═════ Data provided ═════

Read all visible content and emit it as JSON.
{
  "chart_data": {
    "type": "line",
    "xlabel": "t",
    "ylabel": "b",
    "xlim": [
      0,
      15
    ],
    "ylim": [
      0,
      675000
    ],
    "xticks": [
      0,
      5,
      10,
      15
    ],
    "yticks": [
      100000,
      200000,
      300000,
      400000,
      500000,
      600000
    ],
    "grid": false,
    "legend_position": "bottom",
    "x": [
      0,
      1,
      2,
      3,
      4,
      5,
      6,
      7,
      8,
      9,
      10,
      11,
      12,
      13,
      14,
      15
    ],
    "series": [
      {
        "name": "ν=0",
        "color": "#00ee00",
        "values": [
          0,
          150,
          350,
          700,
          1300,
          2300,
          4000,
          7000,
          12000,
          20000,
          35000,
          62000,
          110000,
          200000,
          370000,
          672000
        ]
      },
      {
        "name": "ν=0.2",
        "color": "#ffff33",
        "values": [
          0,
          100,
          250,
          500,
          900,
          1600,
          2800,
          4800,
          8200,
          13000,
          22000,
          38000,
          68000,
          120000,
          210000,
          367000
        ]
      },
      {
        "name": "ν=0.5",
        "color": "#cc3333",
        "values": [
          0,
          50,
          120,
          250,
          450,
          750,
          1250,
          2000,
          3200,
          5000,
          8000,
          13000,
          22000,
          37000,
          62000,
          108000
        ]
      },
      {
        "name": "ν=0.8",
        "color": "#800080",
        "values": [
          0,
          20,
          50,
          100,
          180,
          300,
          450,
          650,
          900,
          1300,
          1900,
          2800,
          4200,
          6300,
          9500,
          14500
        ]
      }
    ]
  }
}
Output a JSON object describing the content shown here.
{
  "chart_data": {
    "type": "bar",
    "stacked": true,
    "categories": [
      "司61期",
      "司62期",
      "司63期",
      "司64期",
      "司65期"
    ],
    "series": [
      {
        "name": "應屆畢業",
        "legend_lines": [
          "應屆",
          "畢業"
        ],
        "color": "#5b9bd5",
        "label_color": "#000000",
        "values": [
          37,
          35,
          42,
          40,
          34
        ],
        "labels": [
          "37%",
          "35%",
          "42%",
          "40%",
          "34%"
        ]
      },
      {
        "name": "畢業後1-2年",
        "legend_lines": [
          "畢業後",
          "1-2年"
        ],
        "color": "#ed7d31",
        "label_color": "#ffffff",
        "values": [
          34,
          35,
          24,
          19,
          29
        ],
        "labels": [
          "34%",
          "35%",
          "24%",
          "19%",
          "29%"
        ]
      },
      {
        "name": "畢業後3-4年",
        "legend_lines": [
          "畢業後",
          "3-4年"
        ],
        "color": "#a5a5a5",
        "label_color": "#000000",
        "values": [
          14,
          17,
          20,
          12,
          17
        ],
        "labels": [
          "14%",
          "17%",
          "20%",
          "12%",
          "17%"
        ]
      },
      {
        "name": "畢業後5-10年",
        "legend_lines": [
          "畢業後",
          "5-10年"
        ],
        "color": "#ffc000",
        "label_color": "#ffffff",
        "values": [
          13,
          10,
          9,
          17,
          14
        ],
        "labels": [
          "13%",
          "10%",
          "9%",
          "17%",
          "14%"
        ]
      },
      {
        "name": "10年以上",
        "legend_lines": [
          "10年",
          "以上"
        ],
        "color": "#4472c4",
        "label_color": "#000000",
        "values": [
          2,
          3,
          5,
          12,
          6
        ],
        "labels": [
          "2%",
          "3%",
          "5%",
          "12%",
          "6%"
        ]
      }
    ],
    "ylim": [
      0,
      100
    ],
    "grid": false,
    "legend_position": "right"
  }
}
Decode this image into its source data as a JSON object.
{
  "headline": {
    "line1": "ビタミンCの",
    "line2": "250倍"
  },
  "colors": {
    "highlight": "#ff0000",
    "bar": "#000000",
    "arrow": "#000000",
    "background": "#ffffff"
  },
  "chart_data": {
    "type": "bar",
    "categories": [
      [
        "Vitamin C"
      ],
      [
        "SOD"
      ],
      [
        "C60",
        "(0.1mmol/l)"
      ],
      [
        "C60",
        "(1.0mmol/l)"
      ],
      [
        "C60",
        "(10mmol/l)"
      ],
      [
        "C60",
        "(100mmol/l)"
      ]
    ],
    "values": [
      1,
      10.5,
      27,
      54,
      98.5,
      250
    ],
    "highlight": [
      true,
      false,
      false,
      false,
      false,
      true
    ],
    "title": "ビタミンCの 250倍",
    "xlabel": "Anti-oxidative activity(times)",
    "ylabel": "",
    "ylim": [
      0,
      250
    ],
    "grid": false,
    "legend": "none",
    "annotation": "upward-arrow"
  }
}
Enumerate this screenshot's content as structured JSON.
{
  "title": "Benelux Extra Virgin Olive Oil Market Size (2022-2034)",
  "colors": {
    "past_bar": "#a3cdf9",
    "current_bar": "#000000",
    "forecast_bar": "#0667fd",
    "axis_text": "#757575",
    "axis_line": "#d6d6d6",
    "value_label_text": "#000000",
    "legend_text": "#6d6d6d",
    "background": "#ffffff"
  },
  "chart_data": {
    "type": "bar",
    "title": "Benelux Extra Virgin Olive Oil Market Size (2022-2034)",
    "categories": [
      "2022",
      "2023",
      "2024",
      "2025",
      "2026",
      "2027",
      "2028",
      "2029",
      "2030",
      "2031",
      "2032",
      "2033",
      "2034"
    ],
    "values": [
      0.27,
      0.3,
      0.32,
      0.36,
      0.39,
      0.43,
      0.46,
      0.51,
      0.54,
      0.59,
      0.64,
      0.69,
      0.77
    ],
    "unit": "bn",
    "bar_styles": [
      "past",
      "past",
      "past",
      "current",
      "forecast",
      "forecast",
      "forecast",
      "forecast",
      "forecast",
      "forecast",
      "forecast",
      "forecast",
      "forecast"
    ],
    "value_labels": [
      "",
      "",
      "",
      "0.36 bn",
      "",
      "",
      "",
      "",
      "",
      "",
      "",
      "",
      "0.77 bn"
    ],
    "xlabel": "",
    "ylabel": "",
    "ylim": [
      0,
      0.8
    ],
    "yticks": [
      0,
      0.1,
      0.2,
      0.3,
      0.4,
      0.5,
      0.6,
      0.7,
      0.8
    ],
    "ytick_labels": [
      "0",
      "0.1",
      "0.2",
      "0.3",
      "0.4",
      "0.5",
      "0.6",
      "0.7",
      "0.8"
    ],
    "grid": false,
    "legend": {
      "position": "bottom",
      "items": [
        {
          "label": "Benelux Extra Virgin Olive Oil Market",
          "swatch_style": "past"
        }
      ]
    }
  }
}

═════

• Exercise brief: Tally every line of the data that holds the word "object" and write the count alone.

• Task output: 2